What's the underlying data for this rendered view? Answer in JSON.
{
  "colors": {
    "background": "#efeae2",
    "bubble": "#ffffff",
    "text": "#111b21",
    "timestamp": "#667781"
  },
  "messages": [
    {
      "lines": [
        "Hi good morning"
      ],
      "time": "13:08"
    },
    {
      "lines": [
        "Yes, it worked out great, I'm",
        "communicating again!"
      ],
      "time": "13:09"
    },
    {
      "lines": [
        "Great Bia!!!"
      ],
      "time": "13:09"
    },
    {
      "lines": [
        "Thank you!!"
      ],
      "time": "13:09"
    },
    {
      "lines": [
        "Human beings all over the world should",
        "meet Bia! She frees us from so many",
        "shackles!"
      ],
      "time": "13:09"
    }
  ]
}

# Exercise details
Write out the listing once more, matching it exactly.

# Reply to the task
What's the underlying data for this rendered view? Answer in JSON.
{
  "colors": {
    "background": "#efeae2",
    "bubble": "#ffffff",
    "text": "#111b21",
    "timestamp": "#667781"
  },
  "messages": [
    {
      "lines": [
        "Hi good morning"
      ],
      "time": "13:08"
    },
    {
      "lines": [
        "Yes, it worked out great, I'm",
        "communicating again!"
      ],
      "time": "13:09"
    },
    {
      "lines": [
        "Great Bia!!!"
      ],
      "time": "13:09"
    },
    {
      "lines": [
        "Thank you!!"
      ],
      "time": "13:09"
    },
    {
      "lines": [
        "Human beings all over the world should",
        "meet Bia! She frees us from so many",
        "shackles!"
      ],
      "time": "13:09"
    }
  ]
}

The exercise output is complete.